## Task objective
Every line that contains "name" counts once; give the total number of such lines, with no other words.

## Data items
********

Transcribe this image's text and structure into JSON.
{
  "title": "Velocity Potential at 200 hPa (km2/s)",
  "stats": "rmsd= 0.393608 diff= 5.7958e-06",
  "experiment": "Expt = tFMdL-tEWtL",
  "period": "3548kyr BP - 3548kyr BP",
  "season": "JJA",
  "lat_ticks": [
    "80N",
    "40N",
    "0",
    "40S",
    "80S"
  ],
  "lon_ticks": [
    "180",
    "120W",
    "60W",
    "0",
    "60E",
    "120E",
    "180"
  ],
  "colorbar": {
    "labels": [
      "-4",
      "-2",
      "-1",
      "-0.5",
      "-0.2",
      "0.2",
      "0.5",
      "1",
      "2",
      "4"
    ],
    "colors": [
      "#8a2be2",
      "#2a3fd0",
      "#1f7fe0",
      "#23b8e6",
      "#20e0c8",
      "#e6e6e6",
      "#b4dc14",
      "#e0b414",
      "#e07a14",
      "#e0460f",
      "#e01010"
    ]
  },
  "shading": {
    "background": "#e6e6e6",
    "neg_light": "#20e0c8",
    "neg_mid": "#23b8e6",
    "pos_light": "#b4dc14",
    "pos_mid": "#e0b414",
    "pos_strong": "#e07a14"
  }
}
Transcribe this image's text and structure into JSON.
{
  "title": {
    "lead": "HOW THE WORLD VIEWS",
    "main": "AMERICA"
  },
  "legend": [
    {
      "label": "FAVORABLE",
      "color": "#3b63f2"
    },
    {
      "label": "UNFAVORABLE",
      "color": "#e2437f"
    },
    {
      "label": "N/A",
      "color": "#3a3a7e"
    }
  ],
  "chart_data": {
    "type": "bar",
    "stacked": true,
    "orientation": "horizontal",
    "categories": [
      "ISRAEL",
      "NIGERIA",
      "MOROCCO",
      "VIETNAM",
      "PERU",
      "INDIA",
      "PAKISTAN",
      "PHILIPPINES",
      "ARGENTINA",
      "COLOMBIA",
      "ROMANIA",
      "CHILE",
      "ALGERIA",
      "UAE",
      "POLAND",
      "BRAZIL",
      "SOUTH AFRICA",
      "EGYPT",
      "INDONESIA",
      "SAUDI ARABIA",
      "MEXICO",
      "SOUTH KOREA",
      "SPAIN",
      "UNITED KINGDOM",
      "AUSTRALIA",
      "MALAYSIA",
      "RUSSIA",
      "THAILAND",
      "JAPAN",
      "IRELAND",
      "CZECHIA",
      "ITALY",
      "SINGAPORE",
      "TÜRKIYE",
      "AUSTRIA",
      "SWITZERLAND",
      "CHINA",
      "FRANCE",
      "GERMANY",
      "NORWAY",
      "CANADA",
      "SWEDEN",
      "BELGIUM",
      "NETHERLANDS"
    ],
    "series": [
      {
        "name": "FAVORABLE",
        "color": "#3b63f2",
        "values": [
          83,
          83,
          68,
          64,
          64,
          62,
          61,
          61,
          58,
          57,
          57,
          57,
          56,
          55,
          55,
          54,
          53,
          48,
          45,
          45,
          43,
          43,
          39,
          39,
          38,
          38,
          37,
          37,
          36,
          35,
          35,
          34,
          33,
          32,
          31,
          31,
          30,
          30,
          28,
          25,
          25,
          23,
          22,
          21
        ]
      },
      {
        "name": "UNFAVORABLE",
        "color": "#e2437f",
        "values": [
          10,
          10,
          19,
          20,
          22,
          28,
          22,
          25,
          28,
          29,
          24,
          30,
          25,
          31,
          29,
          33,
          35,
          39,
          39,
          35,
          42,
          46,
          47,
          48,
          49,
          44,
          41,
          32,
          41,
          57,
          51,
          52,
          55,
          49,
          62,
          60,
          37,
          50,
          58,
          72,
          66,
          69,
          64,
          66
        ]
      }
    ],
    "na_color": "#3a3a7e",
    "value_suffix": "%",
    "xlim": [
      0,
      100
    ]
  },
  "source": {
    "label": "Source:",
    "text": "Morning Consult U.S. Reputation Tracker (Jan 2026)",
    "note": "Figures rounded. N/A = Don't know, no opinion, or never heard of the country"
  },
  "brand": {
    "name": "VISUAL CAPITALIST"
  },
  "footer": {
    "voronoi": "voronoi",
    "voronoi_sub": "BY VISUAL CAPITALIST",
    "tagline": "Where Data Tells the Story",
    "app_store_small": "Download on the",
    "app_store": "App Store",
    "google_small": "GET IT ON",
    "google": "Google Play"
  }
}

********

## Reply to the exercise
3